(Records from a data collection)
╔══

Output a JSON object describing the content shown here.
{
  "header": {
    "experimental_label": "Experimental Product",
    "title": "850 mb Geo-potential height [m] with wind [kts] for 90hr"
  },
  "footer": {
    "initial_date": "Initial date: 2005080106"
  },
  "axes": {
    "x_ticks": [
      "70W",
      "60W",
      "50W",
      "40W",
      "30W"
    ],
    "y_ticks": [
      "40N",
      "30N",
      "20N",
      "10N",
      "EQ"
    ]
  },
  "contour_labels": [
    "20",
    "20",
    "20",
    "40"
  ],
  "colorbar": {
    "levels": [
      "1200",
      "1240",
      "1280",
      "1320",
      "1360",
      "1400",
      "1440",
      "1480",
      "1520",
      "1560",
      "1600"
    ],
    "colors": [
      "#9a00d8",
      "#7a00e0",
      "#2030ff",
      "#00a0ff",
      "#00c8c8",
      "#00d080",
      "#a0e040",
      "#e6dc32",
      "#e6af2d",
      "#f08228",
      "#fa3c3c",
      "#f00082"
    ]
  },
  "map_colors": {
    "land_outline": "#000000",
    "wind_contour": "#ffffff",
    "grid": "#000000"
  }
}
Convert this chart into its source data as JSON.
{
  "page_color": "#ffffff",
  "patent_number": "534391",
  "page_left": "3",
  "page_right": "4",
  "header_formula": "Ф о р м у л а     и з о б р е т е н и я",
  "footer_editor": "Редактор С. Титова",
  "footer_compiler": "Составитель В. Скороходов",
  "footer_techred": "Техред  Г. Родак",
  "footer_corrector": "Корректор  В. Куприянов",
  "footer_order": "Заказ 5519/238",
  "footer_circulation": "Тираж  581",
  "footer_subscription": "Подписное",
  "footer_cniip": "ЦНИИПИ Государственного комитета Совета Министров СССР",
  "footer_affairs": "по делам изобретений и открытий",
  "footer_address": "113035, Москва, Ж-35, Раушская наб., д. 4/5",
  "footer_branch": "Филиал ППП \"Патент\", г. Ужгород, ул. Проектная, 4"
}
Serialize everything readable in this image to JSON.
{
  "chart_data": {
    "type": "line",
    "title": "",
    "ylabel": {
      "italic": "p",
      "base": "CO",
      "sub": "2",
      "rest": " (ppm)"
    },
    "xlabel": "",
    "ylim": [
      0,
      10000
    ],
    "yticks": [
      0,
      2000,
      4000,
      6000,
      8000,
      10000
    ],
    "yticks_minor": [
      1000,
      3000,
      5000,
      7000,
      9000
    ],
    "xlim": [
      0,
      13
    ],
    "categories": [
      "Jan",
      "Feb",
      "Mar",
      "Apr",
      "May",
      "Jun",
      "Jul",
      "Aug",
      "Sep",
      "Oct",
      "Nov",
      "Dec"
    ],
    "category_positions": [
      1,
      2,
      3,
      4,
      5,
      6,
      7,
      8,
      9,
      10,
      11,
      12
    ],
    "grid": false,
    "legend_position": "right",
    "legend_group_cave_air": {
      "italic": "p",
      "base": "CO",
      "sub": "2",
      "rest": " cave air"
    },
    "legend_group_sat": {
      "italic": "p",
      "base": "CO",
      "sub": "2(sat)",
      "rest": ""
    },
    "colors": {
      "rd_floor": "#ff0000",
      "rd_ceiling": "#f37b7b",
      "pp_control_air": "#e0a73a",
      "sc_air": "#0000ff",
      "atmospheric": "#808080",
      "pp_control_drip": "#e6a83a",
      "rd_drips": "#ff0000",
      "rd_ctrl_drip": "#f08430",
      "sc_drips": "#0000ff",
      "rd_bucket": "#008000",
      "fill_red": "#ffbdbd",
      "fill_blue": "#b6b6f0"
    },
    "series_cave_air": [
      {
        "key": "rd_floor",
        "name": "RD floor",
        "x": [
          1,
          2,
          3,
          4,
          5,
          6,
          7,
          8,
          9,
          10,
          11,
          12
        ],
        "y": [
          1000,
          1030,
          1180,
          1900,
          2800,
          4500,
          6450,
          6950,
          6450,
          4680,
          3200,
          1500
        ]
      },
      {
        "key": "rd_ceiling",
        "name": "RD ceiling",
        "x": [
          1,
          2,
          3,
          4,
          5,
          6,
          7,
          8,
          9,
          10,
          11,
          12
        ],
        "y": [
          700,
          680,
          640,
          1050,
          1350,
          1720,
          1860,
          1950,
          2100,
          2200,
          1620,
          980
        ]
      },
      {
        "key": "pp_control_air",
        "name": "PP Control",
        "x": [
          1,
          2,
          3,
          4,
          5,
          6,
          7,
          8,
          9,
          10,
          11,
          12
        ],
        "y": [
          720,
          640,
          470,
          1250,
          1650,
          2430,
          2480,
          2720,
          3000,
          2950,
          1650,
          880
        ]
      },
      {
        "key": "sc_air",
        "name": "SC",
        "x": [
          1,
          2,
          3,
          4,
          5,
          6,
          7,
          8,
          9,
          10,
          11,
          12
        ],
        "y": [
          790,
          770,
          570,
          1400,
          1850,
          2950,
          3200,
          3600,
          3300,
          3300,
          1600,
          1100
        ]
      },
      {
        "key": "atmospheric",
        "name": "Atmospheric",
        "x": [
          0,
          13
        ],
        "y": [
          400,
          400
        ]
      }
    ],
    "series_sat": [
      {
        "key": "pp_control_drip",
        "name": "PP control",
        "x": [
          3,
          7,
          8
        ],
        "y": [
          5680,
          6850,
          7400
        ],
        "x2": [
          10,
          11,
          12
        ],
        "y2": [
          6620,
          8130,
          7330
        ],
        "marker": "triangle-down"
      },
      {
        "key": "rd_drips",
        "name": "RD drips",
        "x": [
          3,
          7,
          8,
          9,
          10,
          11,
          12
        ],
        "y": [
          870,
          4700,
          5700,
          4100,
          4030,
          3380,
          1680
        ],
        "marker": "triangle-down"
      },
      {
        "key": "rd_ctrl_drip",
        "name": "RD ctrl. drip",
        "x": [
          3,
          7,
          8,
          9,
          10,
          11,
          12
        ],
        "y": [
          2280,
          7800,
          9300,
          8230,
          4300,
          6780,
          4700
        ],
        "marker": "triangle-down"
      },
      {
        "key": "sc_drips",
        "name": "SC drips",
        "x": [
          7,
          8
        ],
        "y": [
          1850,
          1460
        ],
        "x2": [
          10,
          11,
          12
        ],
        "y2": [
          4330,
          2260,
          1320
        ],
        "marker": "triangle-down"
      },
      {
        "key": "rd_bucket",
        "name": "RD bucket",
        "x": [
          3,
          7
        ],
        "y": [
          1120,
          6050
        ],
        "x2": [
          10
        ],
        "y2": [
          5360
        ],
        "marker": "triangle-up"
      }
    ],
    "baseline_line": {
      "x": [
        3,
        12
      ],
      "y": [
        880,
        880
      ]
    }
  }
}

╚══

• **Written instruction**:
Write out every line of the listing that holds the word "title".

• **Task solution**:
    "title": "850 mb Geo-potential height [m] with wind [kts] for 90hr"
    "title": "",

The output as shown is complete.